(Items from a data source)
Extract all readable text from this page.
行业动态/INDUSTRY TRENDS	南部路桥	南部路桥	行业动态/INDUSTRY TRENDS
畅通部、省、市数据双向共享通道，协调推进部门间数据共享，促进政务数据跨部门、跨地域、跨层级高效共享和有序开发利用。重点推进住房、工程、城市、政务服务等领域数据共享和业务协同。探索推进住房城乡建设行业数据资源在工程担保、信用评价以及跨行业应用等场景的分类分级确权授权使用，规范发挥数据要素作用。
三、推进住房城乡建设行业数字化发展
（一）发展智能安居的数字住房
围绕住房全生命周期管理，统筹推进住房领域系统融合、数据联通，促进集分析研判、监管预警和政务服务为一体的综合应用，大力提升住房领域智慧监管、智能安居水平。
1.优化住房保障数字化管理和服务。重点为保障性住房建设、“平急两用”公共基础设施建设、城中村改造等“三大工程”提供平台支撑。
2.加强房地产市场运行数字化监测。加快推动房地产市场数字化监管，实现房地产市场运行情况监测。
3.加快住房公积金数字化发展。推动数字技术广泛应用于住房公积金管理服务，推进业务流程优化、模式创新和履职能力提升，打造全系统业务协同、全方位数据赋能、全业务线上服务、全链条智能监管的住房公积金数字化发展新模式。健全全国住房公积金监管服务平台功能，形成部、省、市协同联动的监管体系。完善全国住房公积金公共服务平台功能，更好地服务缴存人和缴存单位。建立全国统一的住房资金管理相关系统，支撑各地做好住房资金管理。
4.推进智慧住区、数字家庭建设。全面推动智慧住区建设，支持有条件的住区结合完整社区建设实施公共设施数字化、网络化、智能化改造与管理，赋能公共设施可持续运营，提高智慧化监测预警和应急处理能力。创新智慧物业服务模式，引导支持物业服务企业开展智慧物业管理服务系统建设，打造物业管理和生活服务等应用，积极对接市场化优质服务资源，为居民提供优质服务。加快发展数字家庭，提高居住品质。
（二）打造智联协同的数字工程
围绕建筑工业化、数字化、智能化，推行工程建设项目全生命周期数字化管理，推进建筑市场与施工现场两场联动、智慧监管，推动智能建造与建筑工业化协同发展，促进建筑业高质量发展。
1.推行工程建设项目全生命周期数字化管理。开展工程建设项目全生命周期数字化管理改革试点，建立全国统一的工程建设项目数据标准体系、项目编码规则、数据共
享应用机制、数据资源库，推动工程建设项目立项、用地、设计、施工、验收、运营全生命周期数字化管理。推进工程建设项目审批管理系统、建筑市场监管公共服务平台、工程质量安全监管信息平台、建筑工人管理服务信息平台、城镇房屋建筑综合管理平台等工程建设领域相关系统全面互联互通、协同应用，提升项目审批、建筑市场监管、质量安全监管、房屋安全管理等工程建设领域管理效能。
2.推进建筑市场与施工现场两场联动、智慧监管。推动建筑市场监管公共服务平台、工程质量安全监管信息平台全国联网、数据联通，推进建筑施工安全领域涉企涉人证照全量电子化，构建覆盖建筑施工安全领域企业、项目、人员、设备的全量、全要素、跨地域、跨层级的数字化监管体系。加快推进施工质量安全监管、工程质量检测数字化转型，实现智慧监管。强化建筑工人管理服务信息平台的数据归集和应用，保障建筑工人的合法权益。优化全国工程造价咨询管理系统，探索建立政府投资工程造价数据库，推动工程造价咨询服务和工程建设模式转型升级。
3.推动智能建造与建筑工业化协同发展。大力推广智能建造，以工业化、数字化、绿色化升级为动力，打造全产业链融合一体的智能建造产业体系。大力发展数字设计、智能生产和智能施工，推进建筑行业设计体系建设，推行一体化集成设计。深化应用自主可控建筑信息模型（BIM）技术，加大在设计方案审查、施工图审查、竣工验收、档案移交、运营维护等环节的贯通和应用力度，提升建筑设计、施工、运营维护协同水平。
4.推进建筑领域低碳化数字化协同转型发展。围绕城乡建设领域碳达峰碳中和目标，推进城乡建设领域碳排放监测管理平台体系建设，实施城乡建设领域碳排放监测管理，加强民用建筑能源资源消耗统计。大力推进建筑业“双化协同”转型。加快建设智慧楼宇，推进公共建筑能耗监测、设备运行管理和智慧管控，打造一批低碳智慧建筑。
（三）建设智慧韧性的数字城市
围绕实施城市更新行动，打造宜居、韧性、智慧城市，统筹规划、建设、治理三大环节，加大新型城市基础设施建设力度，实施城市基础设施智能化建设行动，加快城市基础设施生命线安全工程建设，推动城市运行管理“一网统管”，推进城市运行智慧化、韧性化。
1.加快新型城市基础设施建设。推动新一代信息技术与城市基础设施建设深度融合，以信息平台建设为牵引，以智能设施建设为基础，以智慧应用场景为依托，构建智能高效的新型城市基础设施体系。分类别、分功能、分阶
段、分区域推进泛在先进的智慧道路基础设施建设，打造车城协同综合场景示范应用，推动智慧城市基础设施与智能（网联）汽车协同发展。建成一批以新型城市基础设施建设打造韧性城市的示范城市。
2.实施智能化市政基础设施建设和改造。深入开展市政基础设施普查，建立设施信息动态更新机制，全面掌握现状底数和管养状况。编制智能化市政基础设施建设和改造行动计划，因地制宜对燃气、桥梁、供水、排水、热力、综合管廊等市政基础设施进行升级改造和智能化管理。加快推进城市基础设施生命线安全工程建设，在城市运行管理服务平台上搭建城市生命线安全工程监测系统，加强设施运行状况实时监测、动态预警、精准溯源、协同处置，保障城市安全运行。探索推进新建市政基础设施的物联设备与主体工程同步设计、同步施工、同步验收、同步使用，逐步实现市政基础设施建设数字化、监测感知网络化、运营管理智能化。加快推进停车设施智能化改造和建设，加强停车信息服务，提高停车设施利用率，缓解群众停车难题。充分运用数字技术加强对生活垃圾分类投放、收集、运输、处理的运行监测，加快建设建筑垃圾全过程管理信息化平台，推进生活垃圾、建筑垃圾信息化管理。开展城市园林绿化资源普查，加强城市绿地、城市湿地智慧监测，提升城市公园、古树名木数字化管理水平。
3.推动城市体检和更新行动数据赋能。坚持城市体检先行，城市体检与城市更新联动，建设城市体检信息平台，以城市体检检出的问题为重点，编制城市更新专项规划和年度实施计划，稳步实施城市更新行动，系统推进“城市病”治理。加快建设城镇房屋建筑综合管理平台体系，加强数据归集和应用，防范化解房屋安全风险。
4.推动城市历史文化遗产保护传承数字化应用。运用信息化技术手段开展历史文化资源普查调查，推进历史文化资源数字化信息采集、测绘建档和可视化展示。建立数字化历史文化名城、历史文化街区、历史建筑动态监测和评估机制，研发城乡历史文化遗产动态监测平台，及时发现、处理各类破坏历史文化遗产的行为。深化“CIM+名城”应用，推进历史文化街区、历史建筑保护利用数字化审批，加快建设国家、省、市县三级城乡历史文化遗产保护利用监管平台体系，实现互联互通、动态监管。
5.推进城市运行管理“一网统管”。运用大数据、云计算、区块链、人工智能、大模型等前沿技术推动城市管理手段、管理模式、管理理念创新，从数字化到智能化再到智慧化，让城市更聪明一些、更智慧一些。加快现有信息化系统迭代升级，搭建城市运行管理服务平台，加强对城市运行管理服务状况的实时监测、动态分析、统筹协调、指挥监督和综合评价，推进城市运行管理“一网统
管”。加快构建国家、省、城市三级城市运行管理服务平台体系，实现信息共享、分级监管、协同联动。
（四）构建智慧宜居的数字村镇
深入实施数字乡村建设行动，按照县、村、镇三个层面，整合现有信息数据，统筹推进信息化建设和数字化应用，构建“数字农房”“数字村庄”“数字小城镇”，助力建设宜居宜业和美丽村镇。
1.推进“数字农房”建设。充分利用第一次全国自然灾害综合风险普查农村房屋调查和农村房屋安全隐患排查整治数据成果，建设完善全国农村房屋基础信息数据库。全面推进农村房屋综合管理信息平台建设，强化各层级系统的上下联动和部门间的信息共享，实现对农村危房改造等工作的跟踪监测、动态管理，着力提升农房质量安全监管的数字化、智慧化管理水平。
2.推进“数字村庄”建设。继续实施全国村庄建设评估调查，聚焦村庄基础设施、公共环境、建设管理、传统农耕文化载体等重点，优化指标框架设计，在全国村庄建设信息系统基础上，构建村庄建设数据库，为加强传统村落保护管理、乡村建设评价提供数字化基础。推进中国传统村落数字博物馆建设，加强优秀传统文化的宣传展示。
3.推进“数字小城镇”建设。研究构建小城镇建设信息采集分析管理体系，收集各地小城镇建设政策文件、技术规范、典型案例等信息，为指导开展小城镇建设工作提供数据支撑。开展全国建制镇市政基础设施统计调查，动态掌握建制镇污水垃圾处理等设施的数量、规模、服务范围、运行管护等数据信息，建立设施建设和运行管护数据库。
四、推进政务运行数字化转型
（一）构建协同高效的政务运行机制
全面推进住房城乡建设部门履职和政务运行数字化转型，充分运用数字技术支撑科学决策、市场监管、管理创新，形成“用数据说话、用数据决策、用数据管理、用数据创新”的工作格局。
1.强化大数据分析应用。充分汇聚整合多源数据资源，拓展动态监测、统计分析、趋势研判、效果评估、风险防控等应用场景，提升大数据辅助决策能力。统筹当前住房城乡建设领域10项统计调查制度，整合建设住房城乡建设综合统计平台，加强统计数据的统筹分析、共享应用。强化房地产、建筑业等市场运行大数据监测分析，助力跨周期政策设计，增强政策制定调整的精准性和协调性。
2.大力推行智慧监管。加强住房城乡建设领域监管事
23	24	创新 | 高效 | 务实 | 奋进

**What to do**
Take every line from the data above that holds "数字农房" and copy it out.

**Full solution**
深入实施数字乡村建设行动，按照县、村、镇三个层面，整合现有信息数据，统筹推进信息化建设和数字化应用，构建“数字农房”“数字村庄”“数字小城镇”，助力建设宜居宜业和美丽村镇。
1.推进“数字农房”建设。充分利用第一次全国自然灾害综合风险普查农村房屋调查和农村房屋安全隐患排查整治数据成果，建设完善全国农村房屋基础信息数据库。全面推进农村房屋综合管理信息平台建设，强化各层级系统的上下联动和部门间的信息共享，实现对农村危房改造等工作的跟踪监测、动态管理，着力提升农房质量安全监管的数字化、智慧化管理水平。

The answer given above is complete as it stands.